> [Stated goal]: Every line that contains the word "Marketing" should be copied.
____________________
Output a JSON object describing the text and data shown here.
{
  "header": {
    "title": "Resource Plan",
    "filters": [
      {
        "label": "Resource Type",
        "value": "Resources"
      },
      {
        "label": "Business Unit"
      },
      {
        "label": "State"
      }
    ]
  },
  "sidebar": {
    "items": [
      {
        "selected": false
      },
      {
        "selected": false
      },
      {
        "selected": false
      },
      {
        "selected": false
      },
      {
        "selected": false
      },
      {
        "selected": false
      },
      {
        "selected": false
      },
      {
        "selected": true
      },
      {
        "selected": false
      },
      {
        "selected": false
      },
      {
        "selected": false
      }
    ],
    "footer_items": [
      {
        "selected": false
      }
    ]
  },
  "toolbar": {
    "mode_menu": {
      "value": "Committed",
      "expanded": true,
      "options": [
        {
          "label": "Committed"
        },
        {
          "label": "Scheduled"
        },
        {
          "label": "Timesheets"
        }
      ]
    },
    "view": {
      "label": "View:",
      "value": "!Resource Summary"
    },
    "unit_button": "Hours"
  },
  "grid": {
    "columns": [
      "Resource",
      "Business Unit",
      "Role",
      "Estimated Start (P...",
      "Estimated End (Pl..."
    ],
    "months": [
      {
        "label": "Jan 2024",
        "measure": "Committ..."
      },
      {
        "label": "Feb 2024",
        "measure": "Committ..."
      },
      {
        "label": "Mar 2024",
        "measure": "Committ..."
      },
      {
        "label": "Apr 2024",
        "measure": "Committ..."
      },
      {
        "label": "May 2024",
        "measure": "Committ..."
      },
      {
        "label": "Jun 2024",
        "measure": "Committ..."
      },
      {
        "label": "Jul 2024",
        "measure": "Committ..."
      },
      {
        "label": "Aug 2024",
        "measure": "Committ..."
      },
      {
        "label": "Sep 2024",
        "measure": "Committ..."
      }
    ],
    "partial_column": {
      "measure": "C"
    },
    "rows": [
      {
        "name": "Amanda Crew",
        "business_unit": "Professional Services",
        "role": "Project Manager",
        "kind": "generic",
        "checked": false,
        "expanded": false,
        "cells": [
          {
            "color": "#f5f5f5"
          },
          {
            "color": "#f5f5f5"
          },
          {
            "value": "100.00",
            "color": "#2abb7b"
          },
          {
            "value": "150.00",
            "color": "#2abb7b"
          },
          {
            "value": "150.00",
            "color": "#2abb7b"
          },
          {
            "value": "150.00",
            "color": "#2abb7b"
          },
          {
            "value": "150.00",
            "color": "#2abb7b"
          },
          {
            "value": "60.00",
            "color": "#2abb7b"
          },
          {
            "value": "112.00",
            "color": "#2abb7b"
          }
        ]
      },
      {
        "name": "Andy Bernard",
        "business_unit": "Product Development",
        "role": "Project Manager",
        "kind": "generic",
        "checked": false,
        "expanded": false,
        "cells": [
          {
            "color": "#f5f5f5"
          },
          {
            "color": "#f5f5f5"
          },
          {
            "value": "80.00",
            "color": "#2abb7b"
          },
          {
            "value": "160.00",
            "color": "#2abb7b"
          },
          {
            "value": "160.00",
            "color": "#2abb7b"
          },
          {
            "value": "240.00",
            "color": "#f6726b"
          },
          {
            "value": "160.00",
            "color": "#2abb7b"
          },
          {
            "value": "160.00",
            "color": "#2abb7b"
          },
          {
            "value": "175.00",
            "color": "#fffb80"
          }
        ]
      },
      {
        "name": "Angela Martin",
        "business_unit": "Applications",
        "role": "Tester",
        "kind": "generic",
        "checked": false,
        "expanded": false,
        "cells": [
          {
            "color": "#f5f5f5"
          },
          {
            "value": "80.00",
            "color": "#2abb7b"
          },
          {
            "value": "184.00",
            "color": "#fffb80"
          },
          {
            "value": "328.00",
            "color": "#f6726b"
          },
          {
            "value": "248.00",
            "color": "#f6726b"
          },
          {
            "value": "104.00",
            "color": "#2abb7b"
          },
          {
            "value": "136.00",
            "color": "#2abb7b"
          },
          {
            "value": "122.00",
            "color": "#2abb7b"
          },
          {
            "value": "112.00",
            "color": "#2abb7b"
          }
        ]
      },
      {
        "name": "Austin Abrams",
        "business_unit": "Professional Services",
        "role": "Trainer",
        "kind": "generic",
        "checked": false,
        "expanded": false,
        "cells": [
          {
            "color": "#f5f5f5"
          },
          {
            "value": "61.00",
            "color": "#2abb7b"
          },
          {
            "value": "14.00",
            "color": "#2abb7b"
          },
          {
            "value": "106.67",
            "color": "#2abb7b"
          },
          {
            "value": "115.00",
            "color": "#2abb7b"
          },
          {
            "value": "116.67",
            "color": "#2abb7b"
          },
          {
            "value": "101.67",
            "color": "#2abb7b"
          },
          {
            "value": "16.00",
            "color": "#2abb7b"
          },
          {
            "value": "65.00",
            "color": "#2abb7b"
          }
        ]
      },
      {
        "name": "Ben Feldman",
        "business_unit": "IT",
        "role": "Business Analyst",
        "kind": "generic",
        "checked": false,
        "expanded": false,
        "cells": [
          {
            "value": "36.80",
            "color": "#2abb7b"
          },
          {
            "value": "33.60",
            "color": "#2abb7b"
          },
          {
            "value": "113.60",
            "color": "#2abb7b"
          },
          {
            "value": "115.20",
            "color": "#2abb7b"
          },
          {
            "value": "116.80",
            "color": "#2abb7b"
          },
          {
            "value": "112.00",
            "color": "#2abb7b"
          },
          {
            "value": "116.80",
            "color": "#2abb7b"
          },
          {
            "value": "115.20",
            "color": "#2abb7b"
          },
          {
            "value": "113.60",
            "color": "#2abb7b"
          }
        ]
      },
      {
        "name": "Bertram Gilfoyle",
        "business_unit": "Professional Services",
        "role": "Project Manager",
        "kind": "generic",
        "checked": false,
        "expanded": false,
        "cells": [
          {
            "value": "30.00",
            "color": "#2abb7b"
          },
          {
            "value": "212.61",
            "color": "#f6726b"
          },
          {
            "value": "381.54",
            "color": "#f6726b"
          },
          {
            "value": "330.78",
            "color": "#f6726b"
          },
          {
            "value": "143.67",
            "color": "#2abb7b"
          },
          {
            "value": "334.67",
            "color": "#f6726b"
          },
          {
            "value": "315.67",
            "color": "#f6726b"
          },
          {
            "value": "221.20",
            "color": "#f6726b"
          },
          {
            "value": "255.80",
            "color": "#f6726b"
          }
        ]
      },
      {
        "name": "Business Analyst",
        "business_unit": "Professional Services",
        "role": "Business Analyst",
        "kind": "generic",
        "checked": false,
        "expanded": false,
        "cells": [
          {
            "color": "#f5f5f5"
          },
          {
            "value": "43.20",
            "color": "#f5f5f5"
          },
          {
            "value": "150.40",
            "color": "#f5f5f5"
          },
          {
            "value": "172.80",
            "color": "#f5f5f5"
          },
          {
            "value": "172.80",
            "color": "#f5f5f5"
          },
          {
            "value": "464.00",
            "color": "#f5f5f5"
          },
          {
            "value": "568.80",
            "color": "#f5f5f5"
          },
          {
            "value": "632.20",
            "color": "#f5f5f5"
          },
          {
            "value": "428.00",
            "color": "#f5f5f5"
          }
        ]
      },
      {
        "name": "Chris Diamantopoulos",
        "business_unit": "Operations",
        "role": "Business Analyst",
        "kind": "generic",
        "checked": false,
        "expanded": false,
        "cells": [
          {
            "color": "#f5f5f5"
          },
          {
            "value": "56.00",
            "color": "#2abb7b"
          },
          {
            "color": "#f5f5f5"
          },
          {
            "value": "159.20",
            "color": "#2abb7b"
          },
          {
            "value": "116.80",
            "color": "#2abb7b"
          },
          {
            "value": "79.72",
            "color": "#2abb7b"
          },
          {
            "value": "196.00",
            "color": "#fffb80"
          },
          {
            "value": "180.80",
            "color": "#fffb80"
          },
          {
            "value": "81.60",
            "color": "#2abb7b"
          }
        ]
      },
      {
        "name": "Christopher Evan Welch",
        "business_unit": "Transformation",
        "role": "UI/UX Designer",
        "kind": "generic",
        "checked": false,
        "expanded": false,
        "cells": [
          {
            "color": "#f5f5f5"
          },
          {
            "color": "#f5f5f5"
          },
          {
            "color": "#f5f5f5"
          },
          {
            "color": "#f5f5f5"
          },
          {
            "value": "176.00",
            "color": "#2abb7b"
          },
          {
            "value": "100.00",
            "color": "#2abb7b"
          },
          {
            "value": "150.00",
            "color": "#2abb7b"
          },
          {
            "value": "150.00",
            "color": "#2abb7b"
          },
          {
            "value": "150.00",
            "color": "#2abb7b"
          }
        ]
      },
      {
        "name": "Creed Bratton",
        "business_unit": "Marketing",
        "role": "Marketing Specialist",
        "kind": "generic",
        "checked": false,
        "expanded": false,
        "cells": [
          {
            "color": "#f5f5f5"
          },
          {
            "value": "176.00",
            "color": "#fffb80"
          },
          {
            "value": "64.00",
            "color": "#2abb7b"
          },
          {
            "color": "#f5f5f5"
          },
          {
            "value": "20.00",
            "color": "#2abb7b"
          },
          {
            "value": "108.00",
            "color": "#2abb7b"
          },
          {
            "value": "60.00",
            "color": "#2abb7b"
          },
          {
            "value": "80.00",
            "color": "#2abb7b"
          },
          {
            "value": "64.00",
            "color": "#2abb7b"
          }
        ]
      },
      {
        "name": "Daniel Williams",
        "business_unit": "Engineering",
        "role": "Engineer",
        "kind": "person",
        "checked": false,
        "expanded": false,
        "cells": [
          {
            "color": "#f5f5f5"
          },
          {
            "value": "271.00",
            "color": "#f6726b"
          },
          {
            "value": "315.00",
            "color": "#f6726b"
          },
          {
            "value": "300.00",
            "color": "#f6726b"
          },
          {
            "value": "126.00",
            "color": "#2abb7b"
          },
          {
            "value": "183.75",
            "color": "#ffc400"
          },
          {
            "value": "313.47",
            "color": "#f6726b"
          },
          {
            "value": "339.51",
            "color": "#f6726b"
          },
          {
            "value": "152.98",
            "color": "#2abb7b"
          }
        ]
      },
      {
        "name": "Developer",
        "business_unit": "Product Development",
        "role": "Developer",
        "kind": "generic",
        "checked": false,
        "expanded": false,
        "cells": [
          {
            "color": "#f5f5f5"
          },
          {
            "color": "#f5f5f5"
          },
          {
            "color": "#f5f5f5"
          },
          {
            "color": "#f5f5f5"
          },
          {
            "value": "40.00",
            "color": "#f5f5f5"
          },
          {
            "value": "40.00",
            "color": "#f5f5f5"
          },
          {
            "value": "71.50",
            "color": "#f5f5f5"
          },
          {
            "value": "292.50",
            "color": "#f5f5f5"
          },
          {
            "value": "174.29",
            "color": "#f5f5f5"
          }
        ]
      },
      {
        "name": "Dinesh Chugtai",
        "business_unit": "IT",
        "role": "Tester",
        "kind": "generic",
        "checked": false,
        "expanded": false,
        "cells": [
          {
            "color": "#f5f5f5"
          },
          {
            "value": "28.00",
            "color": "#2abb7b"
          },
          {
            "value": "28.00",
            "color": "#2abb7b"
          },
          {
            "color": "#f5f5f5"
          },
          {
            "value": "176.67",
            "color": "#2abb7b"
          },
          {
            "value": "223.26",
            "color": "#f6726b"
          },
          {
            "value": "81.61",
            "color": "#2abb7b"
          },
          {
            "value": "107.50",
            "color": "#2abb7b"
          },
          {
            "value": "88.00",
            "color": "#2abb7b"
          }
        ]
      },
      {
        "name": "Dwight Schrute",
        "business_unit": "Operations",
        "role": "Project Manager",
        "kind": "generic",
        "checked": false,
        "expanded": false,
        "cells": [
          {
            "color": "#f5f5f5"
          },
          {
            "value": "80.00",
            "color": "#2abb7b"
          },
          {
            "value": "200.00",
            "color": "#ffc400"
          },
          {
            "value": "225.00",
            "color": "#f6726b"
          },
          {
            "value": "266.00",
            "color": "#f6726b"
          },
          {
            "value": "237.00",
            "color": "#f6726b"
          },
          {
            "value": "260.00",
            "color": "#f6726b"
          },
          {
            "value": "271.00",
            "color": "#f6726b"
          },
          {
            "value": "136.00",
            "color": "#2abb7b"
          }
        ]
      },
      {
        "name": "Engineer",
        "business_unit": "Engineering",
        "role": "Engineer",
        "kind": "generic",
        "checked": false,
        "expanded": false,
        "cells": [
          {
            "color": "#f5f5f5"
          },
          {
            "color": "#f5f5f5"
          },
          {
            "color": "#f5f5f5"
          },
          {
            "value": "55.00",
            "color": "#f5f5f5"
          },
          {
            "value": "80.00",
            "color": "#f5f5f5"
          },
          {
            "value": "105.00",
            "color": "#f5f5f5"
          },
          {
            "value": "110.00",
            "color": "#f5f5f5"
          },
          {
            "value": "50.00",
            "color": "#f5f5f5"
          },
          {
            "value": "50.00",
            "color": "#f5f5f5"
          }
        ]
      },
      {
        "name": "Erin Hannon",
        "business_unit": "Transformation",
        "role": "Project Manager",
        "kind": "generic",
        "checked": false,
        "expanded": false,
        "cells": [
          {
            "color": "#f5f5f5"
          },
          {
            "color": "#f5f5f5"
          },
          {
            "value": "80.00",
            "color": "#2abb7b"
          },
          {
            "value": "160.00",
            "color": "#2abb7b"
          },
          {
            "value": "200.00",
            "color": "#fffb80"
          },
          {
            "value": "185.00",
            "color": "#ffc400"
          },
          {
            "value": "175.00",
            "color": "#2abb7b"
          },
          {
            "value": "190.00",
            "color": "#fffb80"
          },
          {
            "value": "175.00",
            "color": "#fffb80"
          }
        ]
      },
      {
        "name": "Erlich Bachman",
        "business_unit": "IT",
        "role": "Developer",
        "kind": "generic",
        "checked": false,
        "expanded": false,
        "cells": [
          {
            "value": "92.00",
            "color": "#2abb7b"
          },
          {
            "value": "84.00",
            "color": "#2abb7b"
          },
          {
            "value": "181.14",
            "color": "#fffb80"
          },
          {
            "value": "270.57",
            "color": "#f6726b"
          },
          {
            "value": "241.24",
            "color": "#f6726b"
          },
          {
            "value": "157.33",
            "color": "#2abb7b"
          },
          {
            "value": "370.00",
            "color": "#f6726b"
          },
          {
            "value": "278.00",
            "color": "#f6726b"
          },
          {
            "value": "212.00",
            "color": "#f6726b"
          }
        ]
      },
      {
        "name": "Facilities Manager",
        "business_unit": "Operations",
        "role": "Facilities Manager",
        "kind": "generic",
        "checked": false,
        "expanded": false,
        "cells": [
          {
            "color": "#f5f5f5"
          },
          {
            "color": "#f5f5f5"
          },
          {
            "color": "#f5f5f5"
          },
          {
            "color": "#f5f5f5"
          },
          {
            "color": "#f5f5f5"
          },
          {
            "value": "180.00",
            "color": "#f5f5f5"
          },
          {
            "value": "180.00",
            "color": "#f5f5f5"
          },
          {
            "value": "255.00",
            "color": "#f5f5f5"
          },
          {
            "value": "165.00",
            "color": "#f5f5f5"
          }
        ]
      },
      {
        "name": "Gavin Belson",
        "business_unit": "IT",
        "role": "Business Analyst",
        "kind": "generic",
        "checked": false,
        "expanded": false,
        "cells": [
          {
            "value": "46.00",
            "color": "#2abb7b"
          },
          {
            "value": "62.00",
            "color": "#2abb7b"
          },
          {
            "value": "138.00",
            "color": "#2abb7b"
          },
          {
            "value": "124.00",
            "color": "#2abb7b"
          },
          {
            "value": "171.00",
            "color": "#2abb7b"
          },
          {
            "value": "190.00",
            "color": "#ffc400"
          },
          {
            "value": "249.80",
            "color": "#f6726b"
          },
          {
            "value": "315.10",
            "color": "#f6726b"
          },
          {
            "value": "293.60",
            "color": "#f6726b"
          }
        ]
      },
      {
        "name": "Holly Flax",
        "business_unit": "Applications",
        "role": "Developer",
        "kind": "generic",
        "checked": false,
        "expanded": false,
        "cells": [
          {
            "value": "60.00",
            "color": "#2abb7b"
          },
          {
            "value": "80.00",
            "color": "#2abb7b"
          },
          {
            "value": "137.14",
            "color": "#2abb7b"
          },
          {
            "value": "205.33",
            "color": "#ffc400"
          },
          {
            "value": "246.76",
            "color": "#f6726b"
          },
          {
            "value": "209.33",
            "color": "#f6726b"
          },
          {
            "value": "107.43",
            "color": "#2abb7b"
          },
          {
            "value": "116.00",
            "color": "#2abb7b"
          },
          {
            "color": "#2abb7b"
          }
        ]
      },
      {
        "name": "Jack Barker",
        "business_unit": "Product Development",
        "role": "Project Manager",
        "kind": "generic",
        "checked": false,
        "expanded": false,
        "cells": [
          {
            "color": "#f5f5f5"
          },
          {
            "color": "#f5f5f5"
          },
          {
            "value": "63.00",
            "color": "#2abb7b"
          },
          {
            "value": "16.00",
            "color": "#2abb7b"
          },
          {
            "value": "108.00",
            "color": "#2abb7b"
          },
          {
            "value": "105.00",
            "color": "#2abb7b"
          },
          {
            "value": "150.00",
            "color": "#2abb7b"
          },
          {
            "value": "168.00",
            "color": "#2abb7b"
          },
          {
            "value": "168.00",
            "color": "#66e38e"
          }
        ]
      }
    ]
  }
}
____________________
> [Result of the task]:
        "business_unit": "Marketing",
        "role": "Marketing Specialist",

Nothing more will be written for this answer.